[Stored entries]
--- --- ---

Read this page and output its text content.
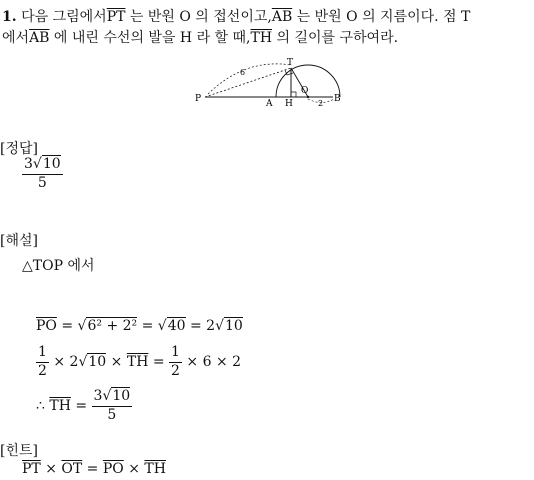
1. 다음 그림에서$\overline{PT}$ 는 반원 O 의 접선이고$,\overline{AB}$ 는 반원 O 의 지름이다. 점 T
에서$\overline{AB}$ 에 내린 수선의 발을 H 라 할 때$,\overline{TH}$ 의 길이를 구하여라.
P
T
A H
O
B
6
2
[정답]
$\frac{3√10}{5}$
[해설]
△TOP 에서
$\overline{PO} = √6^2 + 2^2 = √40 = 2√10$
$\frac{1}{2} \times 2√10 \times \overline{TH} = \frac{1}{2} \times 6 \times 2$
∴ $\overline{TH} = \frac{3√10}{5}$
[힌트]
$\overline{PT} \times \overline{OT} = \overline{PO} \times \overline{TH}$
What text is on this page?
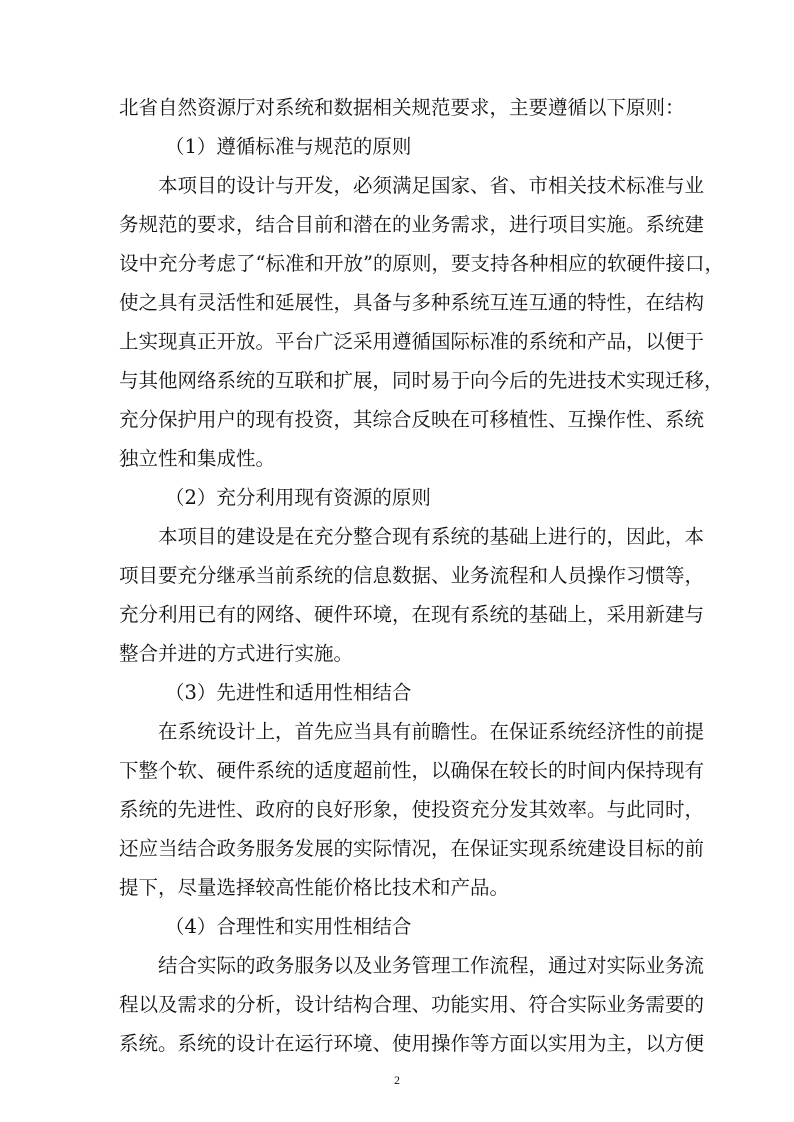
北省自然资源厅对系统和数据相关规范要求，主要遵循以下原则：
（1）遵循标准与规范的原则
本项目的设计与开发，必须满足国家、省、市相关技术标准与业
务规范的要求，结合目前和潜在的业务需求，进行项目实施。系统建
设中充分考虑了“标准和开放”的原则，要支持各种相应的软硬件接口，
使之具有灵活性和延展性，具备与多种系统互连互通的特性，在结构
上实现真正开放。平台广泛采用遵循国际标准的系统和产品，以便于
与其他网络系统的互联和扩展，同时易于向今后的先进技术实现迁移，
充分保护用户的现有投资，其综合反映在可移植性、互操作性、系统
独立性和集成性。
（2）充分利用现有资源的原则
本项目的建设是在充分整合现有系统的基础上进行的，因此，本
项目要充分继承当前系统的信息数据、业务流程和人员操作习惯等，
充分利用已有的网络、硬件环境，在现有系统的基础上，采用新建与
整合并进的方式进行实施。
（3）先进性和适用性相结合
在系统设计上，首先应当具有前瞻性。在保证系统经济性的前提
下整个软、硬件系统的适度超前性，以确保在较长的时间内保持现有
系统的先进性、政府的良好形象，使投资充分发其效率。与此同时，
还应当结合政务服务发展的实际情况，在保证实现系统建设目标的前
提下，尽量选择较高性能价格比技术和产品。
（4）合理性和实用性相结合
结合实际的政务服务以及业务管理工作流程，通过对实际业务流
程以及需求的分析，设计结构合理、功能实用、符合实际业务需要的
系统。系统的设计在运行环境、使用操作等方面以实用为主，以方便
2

--- --- ---

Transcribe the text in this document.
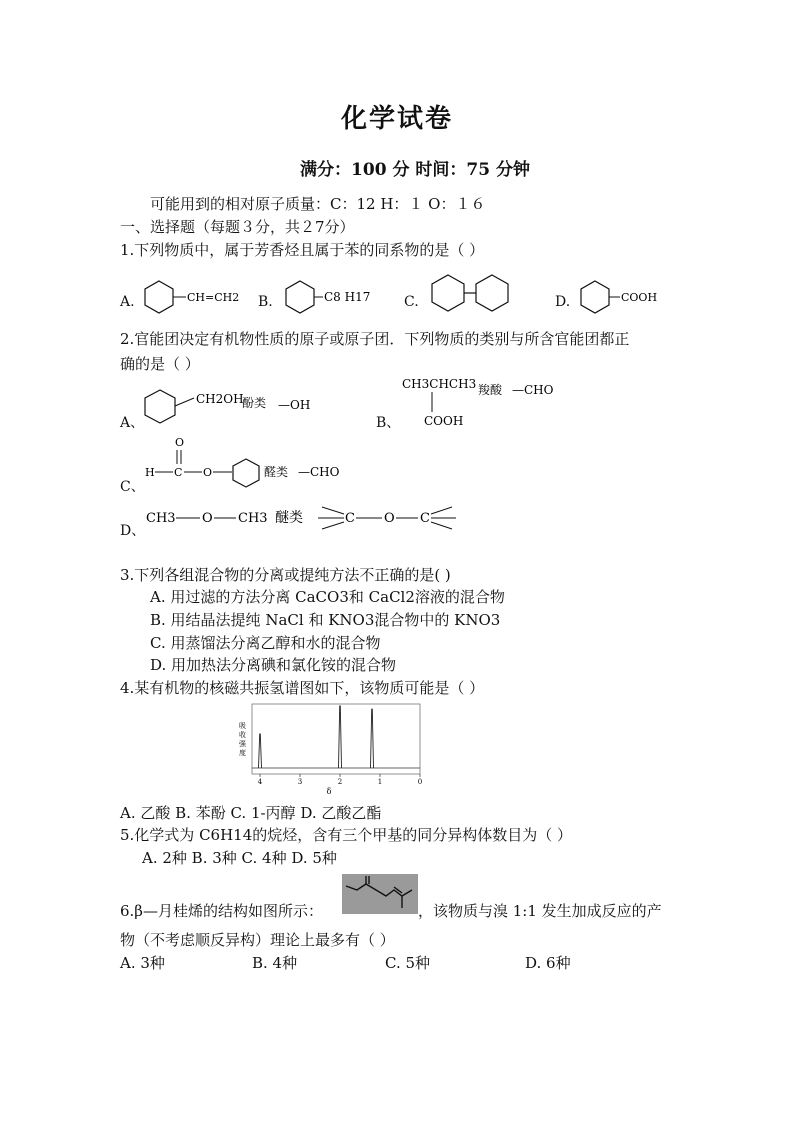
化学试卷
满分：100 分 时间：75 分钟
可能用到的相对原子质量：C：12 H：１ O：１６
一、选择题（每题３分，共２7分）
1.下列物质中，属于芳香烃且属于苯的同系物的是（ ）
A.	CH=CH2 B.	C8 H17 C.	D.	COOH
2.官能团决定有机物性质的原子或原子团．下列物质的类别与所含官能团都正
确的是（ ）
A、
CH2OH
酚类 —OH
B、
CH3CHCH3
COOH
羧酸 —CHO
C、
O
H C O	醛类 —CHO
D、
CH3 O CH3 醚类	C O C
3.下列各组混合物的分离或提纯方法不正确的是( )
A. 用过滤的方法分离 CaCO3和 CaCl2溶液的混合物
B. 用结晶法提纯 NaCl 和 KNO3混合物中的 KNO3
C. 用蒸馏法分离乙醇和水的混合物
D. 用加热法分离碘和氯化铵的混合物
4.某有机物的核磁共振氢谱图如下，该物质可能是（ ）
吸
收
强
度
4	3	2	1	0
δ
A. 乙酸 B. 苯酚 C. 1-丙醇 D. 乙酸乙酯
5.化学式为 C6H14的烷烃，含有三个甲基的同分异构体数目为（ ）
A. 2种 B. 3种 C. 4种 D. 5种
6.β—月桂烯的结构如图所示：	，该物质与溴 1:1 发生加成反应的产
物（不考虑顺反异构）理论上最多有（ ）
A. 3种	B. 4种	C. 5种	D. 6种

--- --- ---

Brief:
In the entries above, identify every line with the string "this".

Reply to the task:
Read this page and output its text content.
What text is on this page?
Transcribe the text in this document.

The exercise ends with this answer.